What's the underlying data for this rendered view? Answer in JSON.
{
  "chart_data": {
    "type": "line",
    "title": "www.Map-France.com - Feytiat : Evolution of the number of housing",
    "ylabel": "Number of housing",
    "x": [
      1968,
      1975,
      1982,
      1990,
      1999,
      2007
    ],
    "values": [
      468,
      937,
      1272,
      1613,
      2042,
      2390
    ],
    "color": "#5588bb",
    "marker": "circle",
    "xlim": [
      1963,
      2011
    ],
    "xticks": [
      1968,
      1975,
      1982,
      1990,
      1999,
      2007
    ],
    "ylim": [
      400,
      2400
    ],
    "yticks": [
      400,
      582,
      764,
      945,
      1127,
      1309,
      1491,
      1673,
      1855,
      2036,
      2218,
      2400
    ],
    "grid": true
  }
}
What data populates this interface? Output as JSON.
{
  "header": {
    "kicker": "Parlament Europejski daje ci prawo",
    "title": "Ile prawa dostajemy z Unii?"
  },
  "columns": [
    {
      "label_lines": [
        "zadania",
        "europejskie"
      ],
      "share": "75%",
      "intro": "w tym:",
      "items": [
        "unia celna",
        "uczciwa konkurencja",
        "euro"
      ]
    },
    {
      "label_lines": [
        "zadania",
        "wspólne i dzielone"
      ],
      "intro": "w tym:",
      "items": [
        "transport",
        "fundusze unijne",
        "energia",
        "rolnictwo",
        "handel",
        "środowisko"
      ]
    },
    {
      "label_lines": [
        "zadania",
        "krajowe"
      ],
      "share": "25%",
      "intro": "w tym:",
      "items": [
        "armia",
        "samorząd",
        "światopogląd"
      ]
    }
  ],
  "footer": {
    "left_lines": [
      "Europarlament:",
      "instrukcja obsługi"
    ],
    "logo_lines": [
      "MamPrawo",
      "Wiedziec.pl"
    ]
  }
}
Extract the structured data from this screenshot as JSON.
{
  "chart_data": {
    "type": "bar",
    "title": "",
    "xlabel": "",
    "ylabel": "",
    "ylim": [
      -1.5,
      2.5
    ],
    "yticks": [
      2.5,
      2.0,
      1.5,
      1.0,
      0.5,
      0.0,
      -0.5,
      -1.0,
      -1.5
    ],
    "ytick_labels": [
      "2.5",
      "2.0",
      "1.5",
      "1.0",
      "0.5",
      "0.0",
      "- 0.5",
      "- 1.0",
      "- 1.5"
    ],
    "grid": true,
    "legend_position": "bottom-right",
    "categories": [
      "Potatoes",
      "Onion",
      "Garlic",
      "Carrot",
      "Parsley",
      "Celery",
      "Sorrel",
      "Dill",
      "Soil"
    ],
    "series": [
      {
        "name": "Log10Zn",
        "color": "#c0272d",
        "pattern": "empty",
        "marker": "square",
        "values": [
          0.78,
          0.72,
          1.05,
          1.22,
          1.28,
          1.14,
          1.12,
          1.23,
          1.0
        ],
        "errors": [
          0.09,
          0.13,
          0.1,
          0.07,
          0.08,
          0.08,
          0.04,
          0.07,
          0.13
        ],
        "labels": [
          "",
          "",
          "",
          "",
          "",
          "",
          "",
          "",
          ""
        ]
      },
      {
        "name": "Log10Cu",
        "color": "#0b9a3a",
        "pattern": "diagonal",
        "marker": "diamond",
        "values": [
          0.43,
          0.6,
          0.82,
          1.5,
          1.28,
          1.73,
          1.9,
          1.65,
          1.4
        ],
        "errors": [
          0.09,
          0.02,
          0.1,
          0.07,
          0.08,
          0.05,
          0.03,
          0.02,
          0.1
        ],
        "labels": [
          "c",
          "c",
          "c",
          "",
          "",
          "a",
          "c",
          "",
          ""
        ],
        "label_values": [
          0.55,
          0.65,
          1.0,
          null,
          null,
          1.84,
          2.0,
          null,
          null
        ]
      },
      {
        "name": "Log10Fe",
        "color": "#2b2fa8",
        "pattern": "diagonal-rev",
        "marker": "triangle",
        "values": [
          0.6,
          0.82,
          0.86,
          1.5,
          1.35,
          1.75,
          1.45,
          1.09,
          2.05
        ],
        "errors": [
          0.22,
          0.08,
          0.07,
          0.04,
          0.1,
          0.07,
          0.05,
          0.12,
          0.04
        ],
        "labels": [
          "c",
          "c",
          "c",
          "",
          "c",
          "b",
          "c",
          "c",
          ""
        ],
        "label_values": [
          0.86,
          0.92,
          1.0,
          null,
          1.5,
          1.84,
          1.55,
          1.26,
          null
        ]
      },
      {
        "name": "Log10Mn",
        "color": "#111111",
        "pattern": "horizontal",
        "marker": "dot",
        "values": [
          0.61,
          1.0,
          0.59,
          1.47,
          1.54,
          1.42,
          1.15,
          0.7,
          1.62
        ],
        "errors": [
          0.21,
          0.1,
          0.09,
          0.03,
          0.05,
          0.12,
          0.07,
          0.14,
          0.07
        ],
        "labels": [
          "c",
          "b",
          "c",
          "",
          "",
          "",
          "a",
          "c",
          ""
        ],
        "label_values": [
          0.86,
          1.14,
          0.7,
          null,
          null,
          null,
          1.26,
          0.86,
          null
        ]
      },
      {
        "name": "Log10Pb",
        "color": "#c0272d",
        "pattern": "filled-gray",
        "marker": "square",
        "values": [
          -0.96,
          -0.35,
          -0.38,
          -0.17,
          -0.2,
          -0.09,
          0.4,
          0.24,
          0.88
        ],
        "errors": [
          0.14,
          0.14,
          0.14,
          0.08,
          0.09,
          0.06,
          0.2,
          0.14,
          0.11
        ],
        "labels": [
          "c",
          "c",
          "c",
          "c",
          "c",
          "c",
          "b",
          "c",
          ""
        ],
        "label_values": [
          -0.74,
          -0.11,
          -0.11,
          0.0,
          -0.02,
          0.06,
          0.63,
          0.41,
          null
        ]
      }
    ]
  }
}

-----

### Exercise description:
Repeat the listing above without any change.

### Task answer:
What's the underlying data for this rendered view? Answer in JSON.
{
  "chart_data": {
    "type": "line",
    "title": "www.Map-France.com - Feytiat : Evolution of the number of housing",
    "ylabel": "Number of housing",
    "x": [
      1968,
      1975,
      1982,
      1990,
      1999,
      2007
    ],
    "values": [
      468,
      937,
      1272,
      1613,
      2042,
      2390
    ],
    "color": "#5588bb",
    "marker": "circle",
    "xlim": [
      1963,
      2011
    ],
    "xticks": [
      1968,
      1975,
      1982,
      1990,
      1999,
      2007
    ],
    "ylim": [
      400,
      2400
    ],
    "yticks": [
      400,
      582,
      764,
      945,
      1127,
      1309,
      1491,
      1673,
      1855,
      2036,
      2218,
      2400
    ],
    "grid": true
  }
}
What data populates this interface? Output as JSON.
{
  "header": {
    "kicker": "Parlament Europejski daje ci prawo",
    "title": "Ile prawa dostajemy z Unii?"
  },
  "columns": [
    {
      "label_lines": [
        "zadania",
        "europejskie"
      ],
      "share": "75%",
      "intro": "w tym:",
      "items": [
        "unia celna",
        "uczciwa konkurencja",
        "euro"
      ]
    },
    {
      "label_lines": [
        "zadania",
        "wspólne i dzielone"
      ],
      "intro": "w tym:",
      "items": [
        "transport",
        "fundusze unijne",
        "energia",
        "rolnictwo",
        "handel",
        "środowisko"
      ]
    },
    {
      "label_lines": [
        "zadania",
        "krajowe"
      ],
      "share": "25%",
      "intro": "w tym:",
      "items": [
        "armia",
        "samorząd",
        "światopogląd"
      ]
    }
  ],
  "footer": {
    "left_lines": [
      "Europarlament:",
      "instrukcja obsługi"
    ],
    "logo_lines": [
      "MamPrawo",
      "Wiedziec.pl"
    ]
  }
}
Extract the structured data from this screenshot as JSON.
{
  "chart_data": {
    "type": "bar",
    "title": "",
    "xlabel": "",
    "ylabel": "",
    "ylim": [
      -1.5,
      2.5
    ],
    "yticks": [
      2.5,
      2.0,
      1.5,
      1.0,
      0.5,
      0.0,
      -0.5,
      -1.0,
      -1.5
    ],
    "ytick_labels": [
      "2.5",
      "2.0",
      "1.5",
      "1.0",
      "0.5",
      "0.0",
      "- 0.5",
      "- 1.0",
      "- 1.5"
    ],
    "grid": true,
    "legend_position": "bottom-right",
    "categories": [
      "Potatoes",
      "Onion",
      "Garlic",
      "Carrot",
      "Parsley",
      "Celery",
      "Sorrel",
      "Dill",
      "Soil"
    ],
    "series": [
      {
        "name": "Log10Zn",
        "color": "#c0272d",
        "pattern": "empty",
        "marker": "square",
        "values": [
          0.78,
          0.72,
          1.05,
          1.22,
          1.28,
          1.14,
          1.12,
          1.23,
          1.0
        ],
        "errors": [
          0.09,
          0.13,
          0.1,
          0.07,
          0.08,
          0.08,
          0.04,
          0.07,
          0.13
        ],
        "labels": [
          "",
          "",
          "",
          "",
          "",
          "",
          "",
          "",
          ""
        ]
      },
      {
        "name": "Log10Cu",
        "color": "#0b9a3a",
        "pattern": "diagonal",
        "marker": "diamond",
        "values": [
          0.43,
          0.6,
          0.82,
          1.5,
          1.28,
          1.73,
          1.9,
          1.65,
          1.4
        ],
        "errors": [
          0.09,
          0.02,
          0.1,
          0.07,
          0.08,
          0.05,
          0.03,
          0.02,
          0.1
        ],
        "labels": [
          "c",
          "c",
          "c",
          "",
          "",
          "a",
          "c",
          "",
          ""
        ],
        "label_values": [
          0.55,
          0.65,
          1.0,
          null,
          null,
          1.84,
          2.0,
          null,
          null
        ]
      },
      {
        "name": "Log10Fe",
        "color": "#2b2fa8",
        "pattern": "diagonal-rev",
        "marker": "triangle",
        "values": [
          0.6,
          0.82,
          0.86,
          1.5,
          1.35,
          1.75,
          1.45,
          1.09,
          2.05
        ],
        "errors": [
          0.22,
          0.08,
          0.07,
          0.04,
          0.1,
          0.07,
          0.05,
          0.12,
          0.04
        ],
        "labels": [
          "c",
          "c",
          "c",
          "",
          "c",
          "b",
          "c",
          "c",
          ""
        ],
        "label_values": [
          0.86,
          0.92,
          1.0,
          null,
          1.5,
          1.84,
          1.55,
          1.26,
          null
        ]
      },
      {
        "name": "Log10Mn",
        "color": "#111111",
        "pattern": "horizontal",
        "marker": "dot",
        "values": [
          0.61,
          1.0,
          0.59,
          1.47,
          1.54,
          1.42,
          1.15,
          0.7,
          1.62
        ],
        "errors": [
          0.21,
          0.1,
          0.09,
          0.03,
          0.05,
          0.12,
          0.07,
          0.14,
          0.07
        ],
        "labels": [
          "c",
          "b",
          "c",
          "",
          "",
          "",
          "a",
          "c",
          ""
        ],
        "label_values": [
          0.86,
          1.14,
          0.7,
          null,
          null,
          null,
          1.26,
          0.86,
          null
        ]
      },
      {
        "name": "Log10Pb",
        "color": "#c0272d",
        "pattern": "filled-gray",
        "marker": "square",
        "values": [
          -0.96,
          -0.35,
          -0.38,
          -0.17,
          -0.2,
          -0.09,
          0.4,
          0.24,
          0.88
        ],
        "errors": [
          0.14,
          0.14,
          0.14,
          0.08,
          0.09,
          0.06,
          0.2,
          0.14,
          0.11
        ],
        "labels": [
          "c",
          "c",
          "c",
          "c",
          "c",
          "c",
          "b",
          "c",
          ""
        ],
        "label_values": [
          -0.74,
          -0.11,
          -0.11,
          0.0,
          -0.02,
          0.06,
          0.63,
          0.41,
          null
        ]
      }
    ]
  }
}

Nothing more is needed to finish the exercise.